→ **TEXTAUSZUG**
◆ ◆ ◆ ◆ ◆

Auch unabhängig von russischen Waffenlieferungen an das syrische Regime könnte eine Verschärfung der Lage an der syrisch-israelischen Grenze bevorstehen. Im Laufe der vergangenen Woche berichteten arabische Medien vermehrt darüber, dass Syrien auf iranischen Druck zugestimmt habe, auf den Golanhöhen Angriffe auf Israel durch die Hisbollah oder palästinensische Gruppierungen zuzulassen. Die Hisbollah greift unterdessen immer offener in den syrischen Bürgerkrieg ein. Laut Presse sollen bei Kämpfen mit Rebellen in der Gegend von Homs etliche Hisbollah-Kämpfer getötet oder verletzt worden sein. (Presse, 19. Mai 2013) Besonders umkämpft ist seit Wochen die Stadt Qusair, die 35 Kilometer südwestlich von Homs an einer strategisch wichtigen Verbindungsstelle zwischen Damaskus und dem alawitischen Kernland an der Mittelmeerküste liegt. Bis zu 40 Hisbollah-Kämpfer sollen im Laufe des Wochenendes getötet und über 100 weitere verletzt worden sein. Selbst für Kurt Seinitz von der Krone steht jetzt fest, dass „die israelfeindliche Hisbollah für Assad in Syrien eingerückt ist“ (Kronen Zeitung, 19. Mai 2013) – als sei das bis gerade eben noch fraglich gewesen.

◆ ◆ ◆ ◆ ◆

→ **AUFLISTUNG**
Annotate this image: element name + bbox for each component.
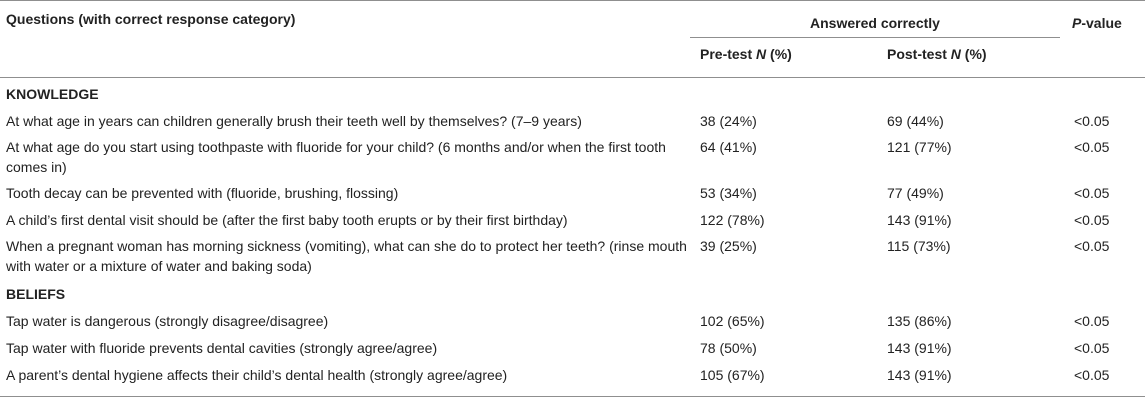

◆ ◆ ◆ ◆ ◆

→ **AUFGABE 1**
Wo liegt die Stadt Qusair laut dem Textauszug im Verhältnis zu Homs?
→ **AUFGABE 2**
Stimmen die folgenden Aussagen mit dem Textauszug überein? Antworte jeweils mit Ja oder Nein und belege es mit den entscheidenden Worten des Textauszugs.
(a) Arabische Medien berichteten, Syrien habe auf iranischen Druck zugestimmt, Angriffe auf Israel von den Golanhöhen aus zuzulassen.
(b) Am Wochenende sollen über 100 Hisbollah-Kämpfer getötet worden sein.
(c) Qusair liegt an einer Verbindungsstelle zwischen Damaskus und der Mittelmeerküste.
Die Auflistung ist eigenständiges Material und gehört nicht zum Textauszug.

→ **RICHTIGE ANTWORT 1**
35 Kilometer südwestlich von Homs.

→ **RICHTIGE ANTWORT 2**
(a) Ja: „dass Syrien auf iranischen Druck zugestimmt habe, auf den Golanhöhen Angriffe auf Israel durch die Hisbollah oder palästinensische Gruppierungen zuzulassen“
(b) Nein: „Bis zu 40 Hisbollah-Kämpfer sollen im Laufe des Wochenendes getötet und über 100 weitere verletzt worden sein.“
(c) Ja: „an einer strategisch wichtigen Verbindungsstelle zwischen Damaskus und dem alawitischen Kernland an der Mittelmeerküste“